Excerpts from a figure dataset
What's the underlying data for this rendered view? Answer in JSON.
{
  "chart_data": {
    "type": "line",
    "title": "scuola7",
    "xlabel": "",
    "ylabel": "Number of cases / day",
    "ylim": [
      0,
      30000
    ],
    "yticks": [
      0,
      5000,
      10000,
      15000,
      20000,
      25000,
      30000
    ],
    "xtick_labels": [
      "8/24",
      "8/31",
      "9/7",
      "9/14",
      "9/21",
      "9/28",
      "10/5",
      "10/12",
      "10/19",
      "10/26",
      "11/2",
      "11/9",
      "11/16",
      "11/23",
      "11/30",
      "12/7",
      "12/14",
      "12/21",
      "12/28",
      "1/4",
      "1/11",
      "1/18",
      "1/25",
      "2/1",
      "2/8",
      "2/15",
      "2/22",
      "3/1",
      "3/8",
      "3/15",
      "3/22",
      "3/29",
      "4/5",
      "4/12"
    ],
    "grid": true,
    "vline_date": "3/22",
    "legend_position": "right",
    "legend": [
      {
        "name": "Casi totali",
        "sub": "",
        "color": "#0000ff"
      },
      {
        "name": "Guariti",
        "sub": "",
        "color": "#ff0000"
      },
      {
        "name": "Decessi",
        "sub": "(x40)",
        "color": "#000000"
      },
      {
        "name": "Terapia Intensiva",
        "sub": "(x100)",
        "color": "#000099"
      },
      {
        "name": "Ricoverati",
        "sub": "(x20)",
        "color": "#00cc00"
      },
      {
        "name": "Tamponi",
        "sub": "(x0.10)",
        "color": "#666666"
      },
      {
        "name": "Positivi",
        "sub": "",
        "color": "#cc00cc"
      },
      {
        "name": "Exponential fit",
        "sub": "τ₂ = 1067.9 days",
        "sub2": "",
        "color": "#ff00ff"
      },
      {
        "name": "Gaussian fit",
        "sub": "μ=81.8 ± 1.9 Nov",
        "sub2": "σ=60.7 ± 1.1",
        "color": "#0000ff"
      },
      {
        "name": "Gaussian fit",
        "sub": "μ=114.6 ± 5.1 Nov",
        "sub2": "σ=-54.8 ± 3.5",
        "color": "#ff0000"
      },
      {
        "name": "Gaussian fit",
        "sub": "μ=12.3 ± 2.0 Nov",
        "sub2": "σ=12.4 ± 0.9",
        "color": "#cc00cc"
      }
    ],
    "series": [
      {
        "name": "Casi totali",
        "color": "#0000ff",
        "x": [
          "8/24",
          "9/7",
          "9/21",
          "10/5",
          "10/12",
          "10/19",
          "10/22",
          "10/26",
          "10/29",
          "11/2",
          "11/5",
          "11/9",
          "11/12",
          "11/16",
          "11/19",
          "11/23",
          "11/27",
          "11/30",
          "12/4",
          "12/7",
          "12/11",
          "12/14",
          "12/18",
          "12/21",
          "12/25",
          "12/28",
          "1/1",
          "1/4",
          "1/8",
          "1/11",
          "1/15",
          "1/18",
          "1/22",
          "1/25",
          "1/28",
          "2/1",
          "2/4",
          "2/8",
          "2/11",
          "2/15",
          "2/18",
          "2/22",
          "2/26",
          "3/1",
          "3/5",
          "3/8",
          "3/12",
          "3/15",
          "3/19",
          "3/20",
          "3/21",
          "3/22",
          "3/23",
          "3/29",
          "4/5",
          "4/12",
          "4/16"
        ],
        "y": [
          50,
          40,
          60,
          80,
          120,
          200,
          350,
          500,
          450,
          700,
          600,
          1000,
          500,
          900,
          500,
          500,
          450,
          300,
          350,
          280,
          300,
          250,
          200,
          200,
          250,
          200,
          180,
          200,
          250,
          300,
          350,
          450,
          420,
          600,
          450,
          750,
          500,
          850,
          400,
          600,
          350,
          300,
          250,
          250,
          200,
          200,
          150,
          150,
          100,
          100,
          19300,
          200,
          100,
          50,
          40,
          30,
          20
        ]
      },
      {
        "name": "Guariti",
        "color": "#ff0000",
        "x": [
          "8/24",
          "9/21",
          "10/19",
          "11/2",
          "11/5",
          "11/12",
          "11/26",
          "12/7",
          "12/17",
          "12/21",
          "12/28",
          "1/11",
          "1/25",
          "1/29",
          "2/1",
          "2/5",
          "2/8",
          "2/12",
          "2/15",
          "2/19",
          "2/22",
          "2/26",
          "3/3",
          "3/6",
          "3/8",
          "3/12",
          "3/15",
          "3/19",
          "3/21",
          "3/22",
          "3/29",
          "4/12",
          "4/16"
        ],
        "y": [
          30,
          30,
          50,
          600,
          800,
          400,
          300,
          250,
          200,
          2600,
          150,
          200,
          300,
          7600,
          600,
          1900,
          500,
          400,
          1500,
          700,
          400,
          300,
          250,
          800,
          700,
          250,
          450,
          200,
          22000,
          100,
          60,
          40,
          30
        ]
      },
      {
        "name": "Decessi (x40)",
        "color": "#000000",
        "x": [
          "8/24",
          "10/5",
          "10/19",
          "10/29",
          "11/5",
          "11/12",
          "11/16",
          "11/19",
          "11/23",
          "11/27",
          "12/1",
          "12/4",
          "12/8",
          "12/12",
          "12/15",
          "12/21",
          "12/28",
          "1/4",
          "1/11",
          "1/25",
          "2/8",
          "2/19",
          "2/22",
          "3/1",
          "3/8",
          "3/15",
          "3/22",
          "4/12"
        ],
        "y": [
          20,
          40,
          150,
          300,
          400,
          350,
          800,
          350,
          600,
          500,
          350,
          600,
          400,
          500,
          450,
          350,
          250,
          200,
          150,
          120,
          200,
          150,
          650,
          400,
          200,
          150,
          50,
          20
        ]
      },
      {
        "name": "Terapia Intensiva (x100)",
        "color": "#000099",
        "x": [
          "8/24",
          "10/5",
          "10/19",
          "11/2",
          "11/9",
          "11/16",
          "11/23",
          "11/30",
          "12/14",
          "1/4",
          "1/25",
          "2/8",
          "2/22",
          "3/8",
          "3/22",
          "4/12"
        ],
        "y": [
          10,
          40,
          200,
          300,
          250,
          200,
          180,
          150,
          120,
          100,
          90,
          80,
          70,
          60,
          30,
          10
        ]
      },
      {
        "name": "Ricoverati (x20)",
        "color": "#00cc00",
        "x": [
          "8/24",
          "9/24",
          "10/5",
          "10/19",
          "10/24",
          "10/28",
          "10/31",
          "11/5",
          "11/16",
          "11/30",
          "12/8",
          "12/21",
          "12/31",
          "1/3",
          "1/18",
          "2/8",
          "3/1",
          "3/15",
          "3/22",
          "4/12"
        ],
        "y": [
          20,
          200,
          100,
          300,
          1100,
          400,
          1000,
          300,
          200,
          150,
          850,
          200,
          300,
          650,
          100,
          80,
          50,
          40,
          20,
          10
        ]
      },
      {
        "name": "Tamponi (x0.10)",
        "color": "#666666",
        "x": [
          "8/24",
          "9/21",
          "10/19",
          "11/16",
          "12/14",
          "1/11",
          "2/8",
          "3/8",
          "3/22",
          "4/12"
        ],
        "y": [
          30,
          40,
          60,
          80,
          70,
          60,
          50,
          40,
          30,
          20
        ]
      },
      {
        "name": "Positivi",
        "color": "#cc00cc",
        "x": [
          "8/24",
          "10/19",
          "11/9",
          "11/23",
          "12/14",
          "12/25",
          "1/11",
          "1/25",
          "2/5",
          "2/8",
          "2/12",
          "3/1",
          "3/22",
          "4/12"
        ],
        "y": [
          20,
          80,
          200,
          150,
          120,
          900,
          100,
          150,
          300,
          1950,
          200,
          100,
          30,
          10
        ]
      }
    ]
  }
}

#### [TASK BRIEF]
Check every line of the listing for the string "Ricoverati" and report how many lines have it, as a number alone.

#### [COMPLETE ANSWER]
2